--- The task ---
Copy out every record below exactly as written, but leave out any pictures.

--- A run of records ---
• • • •
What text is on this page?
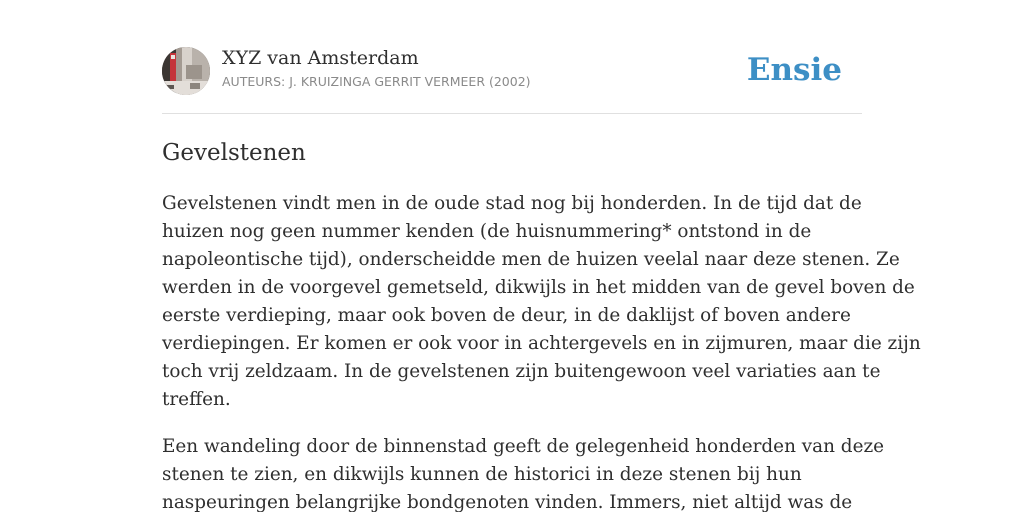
XYZ van Amsterdam
AUTEURS: J. KRUIZINGA GERRIT VERMEER (2002)	Ensie
Gevelstenen

Gevelstenen vindt men in de oude stad nog bij honderden. In de tijd dat de
huizen nog geen nummer kenden (de huisnummering* ontstond in de
napoleontische tijd), onderscheidde men de huizen veelal naar deze stenen. Ze
werden in de voorgevel gemetseld, dikwijls in het midden van de gevel boven de
eerste verdieping, maar ook boven de deur, in de daklijst of boven andere
verdiepingen. Er komen er ook voor in achtergevels en in zijmuren, maar die zijn
toch vrij zeldzaam. In de gevelstenen zijn buitengewoon veel variaties aan te
treffen.

Een wandeling door de binnenstad geeft de gelegenheid honderden van deze
stenen te zien, en dikwijls kunnen de historici in deze stenen bij hun
naspeuringen belangrijke bondgenoten vinden. Immers, niet altijd was de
• • • •
--- Solution below ---
What text is on this page?
XYZ van Amsterdam
AUTEURS: J. KRUIZINGA GERRIT VERMEER (2002)	Ensie
Gevelstenen

Gevelstenen vindt men in de oude stad nog bij honderden. In de tijd dat de
huizen nog geen nummer kenden (de huisnummering* ontstond in de
napoleontische tijd), onderscheidde men de huizen veelal naar deze stenen. Ze
werden in de voorgevel gemetseld, dikwijls in het midden van de gevel boven de
eerste verdieping, maar ook boven de deur, in de daklijst of boven andere
verdiepingen. Er komen er ook voor in achtergevels en in zijmuren, maar die zijn
toch vrij zeldzaam. In de gevelstenen zijn buitengewoon veel variaties aan te
treffen.

Een wandeling door de binnenstad geeft de gelegenheid honderden van deze
stenen te zien, en dikwijls kunnen de historici in deze stenen bij hun
naspeuringen belangrijke bondgenoten vinden. Immers, niet altijd was de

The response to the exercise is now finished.